* [Stated exercise]
Of all the lines in the records below, how many hold the word "icon"? Give the number alone.

* [Records for processing]
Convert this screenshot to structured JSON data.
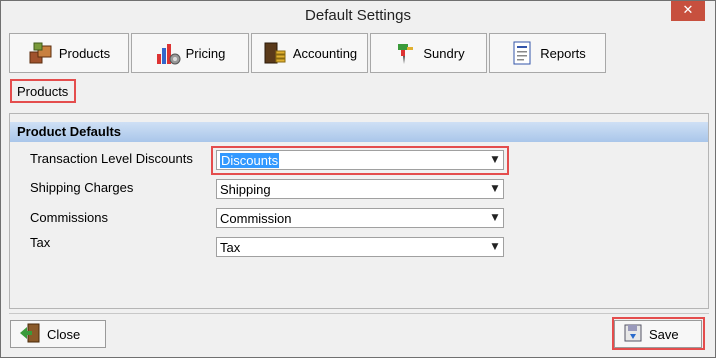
{
  "window": {
    "title": "Default Settings",
    "close_glyph": "✕"
  },
  "tabs": [
    {
      "label": "Products",
      "icon": "products-boxes-icon"
    },
    {
      "label": "Pricing",
      "icon": "pricing-chart-icon"
    },
    {
      "label": "Accounting",
      "icon": "accounting-coins-icon"
    },
    {
      "label": "Sundry",
      "icon": "sundry-pin-icon"
    },
    {
      "label": "Reports",
      "icon": "reports-document-icon"
    }
  ],
  "breadcrumb": {
    "label": "Products"
  },
  "section": {
    "title": "Product Defaults",
    "fields": [
      {
        "label": "Transaction Level Discounts",
        "value": "Discounts"
      },
      {
        "label": "Shipping Charges",
        "value": "Shipping"
      },
      {
        "label": "Commissions",
        "value": "Commission"
      },
      {
        "label": "Tax",
        "value": "Tax"
      }
    ]
  },
  "buttons": {
    "close_label": "Close",
    "save_label": "Save"
  },
  "colors": {
    "highlight_outline": "#e44d4d",
    "section_header": "#a9c6ea",
    "selection": "#3399ff",
    "title_close_button": "#c7503e"
  }
}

* [Solved exercise]
5